Task to complete:
From the data that follows, copy every line holding the string "were".

--

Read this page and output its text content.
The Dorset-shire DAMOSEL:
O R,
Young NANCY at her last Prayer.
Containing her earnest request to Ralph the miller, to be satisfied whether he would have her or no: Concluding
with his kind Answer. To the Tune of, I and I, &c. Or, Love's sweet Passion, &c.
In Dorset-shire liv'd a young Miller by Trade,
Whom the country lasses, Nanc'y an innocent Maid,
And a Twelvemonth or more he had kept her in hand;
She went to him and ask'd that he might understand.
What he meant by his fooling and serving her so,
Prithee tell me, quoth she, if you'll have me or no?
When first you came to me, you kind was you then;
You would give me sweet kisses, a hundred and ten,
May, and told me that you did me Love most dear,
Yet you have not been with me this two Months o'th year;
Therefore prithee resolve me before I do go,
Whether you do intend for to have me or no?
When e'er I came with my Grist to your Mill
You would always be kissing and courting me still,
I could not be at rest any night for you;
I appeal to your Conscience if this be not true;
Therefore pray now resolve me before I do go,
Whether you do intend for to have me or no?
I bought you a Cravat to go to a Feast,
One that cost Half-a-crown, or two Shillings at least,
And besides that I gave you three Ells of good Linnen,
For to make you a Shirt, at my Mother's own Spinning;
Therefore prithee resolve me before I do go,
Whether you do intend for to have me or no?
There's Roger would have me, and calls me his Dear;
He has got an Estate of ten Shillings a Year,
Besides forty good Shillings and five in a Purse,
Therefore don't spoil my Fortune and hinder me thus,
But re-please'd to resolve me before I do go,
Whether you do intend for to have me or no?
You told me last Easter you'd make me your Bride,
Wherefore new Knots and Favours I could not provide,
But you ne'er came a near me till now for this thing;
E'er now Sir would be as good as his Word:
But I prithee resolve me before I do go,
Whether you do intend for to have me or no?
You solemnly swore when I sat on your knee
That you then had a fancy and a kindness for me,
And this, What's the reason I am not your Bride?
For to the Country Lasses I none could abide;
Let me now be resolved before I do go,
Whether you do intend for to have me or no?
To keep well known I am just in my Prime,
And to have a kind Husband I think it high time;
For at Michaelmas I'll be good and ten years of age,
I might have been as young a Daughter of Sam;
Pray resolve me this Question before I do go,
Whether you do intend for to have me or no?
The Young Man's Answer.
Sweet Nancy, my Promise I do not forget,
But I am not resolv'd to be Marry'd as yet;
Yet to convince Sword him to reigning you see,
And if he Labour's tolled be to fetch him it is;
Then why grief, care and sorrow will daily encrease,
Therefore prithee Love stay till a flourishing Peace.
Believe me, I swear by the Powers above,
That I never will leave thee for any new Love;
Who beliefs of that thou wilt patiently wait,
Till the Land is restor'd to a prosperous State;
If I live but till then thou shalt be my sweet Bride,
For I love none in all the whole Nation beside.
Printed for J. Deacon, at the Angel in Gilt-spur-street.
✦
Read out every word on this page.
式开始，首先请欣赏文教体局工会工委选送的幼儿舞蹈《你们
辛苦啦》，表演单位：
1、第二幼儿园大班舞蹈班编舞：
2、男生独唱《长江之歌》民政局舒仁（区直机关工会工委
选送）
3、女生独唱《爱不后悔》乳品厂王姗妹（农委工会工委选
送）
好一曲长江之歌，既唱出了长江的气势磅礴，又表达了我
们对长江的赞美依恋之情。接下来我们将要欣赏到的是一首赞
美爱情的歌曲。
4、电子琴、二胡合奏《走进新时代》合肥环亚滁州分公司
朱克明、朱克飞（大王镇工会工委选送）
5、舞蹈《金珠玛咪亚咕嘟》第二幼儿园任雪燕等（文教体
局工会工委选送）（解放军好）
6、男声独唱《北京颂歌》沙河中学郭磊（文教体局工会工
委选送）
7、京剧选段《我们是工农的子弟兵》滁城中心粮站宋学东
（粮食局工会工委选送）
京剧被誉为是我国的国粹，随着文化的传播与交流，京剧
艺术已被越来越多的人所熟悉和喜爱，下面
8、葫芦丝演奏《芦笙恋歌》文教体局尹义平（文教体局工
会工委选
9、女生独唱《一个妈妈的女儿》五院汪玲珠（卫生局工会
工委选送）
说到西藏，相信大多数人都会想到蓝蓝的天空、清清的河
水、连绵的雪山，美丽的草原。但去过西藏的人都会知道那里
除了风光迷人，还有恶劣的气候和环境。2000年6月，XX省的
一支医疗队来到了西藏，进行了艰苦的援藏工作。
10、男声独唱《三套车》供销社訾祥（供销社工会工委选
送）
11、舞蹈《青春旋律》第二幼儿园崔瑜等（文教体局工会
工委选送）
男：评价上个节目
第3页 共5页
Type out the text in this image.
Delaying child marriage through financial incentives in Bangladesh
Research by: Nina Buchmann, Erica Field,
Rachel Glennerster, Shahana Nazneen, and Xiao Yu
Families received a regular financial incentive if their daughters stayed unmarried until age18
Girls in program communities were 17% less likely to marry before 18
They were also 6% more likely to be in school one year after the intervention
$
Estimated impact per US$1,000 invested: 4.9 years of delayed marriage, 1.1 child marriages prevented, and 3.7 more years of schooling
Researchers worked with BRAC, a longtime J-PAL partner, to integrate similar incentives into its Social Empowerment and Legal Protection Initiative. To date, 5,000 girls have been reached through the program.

--

Complete output:
Girls in program communities were 17% less likely to marry before 18
They were also 6% more likely to be in school one year after the intervention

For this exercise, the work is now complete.